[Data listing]
□ □ □ □ □

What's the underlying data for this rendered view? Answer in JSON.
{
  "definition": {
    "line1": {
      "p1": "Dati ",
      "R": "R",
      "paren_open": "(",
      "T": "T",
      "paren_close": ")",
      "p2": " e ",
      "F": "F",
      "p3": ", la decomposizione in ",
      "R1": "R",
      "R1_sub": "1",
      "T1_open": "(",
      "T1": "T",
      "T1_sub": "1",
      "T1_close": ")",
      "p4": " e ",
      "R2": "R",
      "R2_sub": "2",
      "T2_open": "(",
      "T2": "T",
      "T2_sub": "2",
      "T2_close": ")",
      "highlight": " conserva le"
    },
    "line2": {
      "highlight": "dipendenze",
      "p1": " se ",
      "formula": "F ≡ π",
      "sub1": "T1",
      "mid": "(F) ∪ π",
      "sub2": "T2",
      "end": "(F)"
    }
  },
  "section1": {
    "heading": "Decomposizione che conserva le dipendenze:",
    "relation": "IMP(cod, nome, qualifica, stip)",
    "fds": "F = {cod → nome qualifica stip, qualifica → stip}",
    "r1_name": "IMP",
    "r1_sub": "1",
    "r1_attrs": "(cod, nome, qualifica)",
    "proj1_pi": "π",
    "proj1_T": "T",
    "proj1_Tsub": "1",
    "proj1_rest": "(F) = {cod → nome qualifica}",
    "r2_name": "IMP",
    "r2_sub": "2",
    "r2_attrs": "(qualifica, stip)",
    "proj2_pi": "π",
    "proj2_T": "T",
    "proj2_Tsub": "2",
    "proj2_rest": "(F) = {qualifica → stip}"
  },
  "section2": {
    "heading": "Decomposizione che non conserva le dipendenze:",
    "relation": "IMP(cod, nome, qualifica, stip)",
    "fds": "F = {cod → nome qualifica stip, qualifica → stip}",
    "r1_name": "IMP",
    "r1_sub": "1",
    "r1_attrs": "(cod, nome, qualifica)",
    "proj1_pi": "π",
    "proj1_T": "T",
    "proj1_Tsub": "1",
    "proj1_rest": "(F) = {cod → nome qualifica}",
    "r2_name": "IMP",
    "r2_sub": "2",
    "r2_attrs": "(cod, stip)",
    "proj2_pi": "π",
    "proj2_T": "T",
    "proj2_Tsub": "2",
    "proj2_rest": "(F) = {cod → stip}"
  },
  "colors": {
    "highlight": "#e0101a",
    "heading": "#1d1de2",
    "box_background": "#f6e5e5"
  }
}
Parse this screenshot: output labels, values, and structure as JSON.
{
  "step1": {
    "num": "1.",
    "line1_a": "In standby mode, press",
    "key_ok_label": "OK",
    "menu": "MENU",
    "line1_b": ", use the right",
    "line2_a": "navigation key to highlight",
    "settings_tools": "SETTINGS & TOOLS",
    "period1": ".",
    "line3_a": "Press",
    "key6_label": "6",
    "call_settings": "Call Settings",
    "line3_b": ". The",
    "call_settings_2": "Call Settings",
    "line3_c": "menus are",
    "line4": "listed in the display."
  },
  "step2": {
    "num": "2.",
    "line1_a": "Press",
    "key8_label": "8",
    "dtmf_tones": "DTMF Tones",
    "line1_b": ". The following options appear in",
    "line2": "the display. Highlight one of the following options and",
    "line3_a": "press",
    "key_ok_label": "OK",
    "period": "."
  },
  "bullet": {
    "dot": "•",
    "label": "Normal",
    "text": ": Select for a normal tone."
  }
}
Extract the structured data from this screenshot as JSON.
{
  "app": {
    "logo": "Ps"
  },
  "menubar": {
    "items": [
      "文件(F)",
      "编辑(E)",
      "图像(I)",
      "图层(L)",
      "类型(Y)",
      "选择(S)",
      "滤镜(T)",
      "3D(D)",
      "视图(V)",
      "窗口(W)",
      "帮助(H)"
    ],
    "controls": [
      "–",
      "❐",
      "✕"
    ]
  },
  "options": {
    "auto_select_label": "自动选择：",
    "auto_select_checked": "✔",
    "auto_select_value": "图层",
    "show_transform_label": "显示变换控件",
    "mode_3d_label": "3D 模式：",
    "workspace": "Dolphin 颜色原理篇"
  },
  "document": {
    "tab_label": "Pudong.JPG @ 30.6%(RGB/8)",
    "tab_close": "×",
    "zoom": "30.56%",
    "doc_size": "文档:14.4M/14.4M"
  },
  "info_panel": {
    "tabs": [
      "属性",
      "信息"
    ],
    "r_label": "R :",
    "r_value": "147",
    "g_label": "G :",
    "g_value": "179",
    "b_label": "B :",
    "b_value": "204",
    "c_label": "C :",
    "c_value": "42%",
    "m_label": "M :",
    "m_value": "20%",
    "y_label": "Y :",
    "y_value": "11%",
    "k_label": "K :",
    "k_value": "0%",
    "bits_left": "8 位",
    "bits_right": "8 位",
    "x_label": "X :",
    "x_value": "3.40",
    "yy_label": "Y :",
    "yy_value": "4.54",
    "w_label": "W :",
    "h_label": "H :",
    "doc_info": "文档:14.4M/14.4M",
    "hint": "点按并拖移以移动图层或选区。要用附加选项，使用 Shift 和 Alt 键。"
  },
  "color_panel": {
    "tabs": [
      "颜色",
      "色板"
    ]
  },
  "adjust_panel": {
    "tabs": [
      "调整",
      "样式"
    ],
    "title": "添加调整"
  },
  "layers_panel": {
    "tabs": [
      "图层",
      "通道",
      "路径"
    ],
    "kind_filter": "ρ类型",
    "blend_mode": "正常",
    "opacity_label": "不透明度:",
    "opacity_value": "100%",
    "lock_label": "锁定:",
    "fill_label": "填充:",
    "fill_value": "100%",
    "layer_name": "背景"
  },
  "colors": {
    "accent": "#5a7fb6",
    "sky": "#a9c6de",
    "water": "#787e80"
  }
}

□ □ □ □ □

INSTRUCTIONS TO FOLLOW
Copy out the full material exactly as it appears.

RESULT BELOW
What's the underlying data for this rendered view? Answer in JSON.
{
  "definition": {
    "line1": {
      "p1": "Dati ",
      "R": "R",
      "paren_open": "(",
      "T": "T",
      "paren_close": ")",
      "p2": " e ",
      "F": "F",
      "p3": ", la decomposizione in ",
      "R1": "R",
      "R1_sub": "1",
      "T1_open": "(",
      "T1": "T",
      "T1_sub": "1",
      "T1_close": ")",
      "p4": " e ",
      "R2": "R",
      "R2_sub": "2",
      "T2_open": "(",
      "T2": "T",
      "T2_sub": "2",
      "T2_close": ")",
      "highlight": " conserva le"
    },
    "line2": {
      "highlight": "dipendenze",
      "p1": " se ",
      "formula": "F ≡ π",
      "sub1": "T1",
      "mid": "(F) ∪ π",
      "sub2": "T2",
      "end": "(F)"
    }
  },
  "section1": {
    "heading": "Decomposizione che conserva le dipendenze:",
    "relation": "IMP(cod, nome, qualifica, stip)",
    "fds": "F = {cod → nome qualifica stip, qualifica → stip}",
    "r1_name": "IMP",
    "r1_sub": "1",
    "r1_attrs": "(cod, nome, qualifica)",
    "proj1_pi": "π",
    "proj1_T": "T",
    "proj1_Tsub": "1",
    "proj1_rest": "(F) = {cod → nome qualifica}",
    "r2_name": "IMP",
    "r2_sub": "2",
    "r2_attrs": "(qualifica, stip)",
    "proj2_pi": "π",
    "proj2_T": "T",
    "proj2_Tsub": "2",
    "proj2_rest": "(F) = {qualifica → stip}"
  },
  "section2": {
    "heading": "Decomposizione che non conserva le dipendenze:",
    "relation": "IMP(cod, nome, qualifica, stip)",
    "fds": "F = {cod → nome qualifica stip, qualifica → stip}",
    "r1_name": "IMP",
    "r1_sub": "1",
    "r1_attrs": "(cod, nome, qualifica)",
    "proj1_pi": "π",
    "proj1_T": "T",
    "proj1_Tsub": "1",
    "proj1_rest": "(F) = {cod → nome qualifica}",
    "r2_name": "IMP",
    "r2_sub": "2",
    "r2_attrs": "(cod, stip)",
    "proj2_pi": "π",
    "proj2_T": "T",
    "proj2_Tsub": "2",
    "proj2_rest": "(F) = {cod → stip}"
  },
  "colors": {
    "highlight": "#e0101a",
    "heading": "#1d1de2",
    "box_background": "#f6e5e5"
  }
}
Parse this screenshot: output labels, values, and structure as JSON.
{
  "step1": {
    "num": "1.",
    "line1_a": "In standby mode, press",
    "key_ok_label": "OK",
    "menu": "MENU",
    "line1_b": ", use the right",
    "line2_a": "navigation key to highlight",
    "settings_tools": "SETTINGS & TOOLS",
    "period1": ".",
    "line3_a": "Press",
    "key6_label": "6",
    "call_settings": "Call Settings",
    "line3_b": ". The",
    "call_settings_2": "Call Settings",
    "line3_c": "menus are",
    "line4": "listed in the display."
  },
  "step2": {
    "num": "2.",
    "line1_a": "Press",
    "key8_label": "8",
    "dtmf_tones": "DTMF Tones",
    "line1_b": ". The following options appear in",
    "line2": "the display. Highlight one of the following options and",
    "line3_a": "press",
    "key_ok_label": "OK",
    "period": "."
  },
  "bullet": {
    "dot": "•",
    "label": "Normal",
    "text": ": Select for a normal tone."
  }
}
Extract the structured data from this screenshot as JSON.
{
  "app": {
    "logo": "Ps"
  },
  "menubar": {
    "items": [
      "文件(F)",
      "编辑(E)",
      "图像(I)",
      "图层(L)",
      "类型(Y)",
      "选择(S)",
      "滤镜(T)",
      "3D(D)",
      "视图(V)",
      "窗口(W)",
      "帮助(H)"
    ],
    "controls": [
      "–",
      "❐",
      "✕"
    ]
  },
  "options": {
    "auto_select_label": "自动选择：",
    "auto_select_checked": "✔",
    "auto_select_value": "图层",
    "show_transform_label": "显示变换控件",
    "mode_3d_label": "3D 模式：",
    "workspace": "Dolphin 颜色原理篇"
  },
  "document": {
    "tab_label": "Pudong.JPG @ 30.6%(RGB/8)",
    "tab_close": "×",
    "zoom": "30.56%",
    "doc_size": "文档:14.4M/14.4M"
  },
  "info_panel": {
    "tabs": [
      "属性",
      "信息"
    ],
    "r_label": "R :",
    "r_value": "147",
    "g_label": "G :",
    "g_value": "179",
    "b_label": "B :",
    "b_value": "204",
    "c_label": "C :",
    "c_value": "42%",
    "m_label": "M :",
    "m_value": "20%",
    "y_label": "Y :",
    "y_value": "11%",
    "k_label": "K :",
    "k_value": "0%",
    "bits_left": "8 位",
    "bits_right": "8 位",
    "x_label": "X :",
    "x_value": "3.40",
    "yy_label": "Y :",
    "yy_value": "4.54",
    "w_label": "W :",
    "h_label": "H :",
    "doc_info": "文档:14.4M/14.4M",
    "hint": "点按并拖移以移动图层或选区。要用附加选项，使用 Shift 和 Alt 键。"
  },
  "color_panel": {
    "tabs": [
      "颜色",
      "色板"
    ]
  },
  "adjust_panel": {
    "tabs": [
      "调整",
      "样式"
    ],
    "title": "添加调整"
  },
  "layers_panel": {
    "tabs": [
      "图层",
      "通道",
      "路径"
    ],
    "kind_filter": "ρ类型",
    "blend_mode": "正常",
    "opacity_label": "不透明度:",
    "opacity_value": "100%",
    "lock_label": "锁定:",
    "fill_label": "填充:",
    "fill_value": "100%",
    "layer_name": "背景"
  },
  "colors": {
    "accent": "#5a7fb6",
    "sky": "#a9c6de",
    "water": "#787e80"
  }
}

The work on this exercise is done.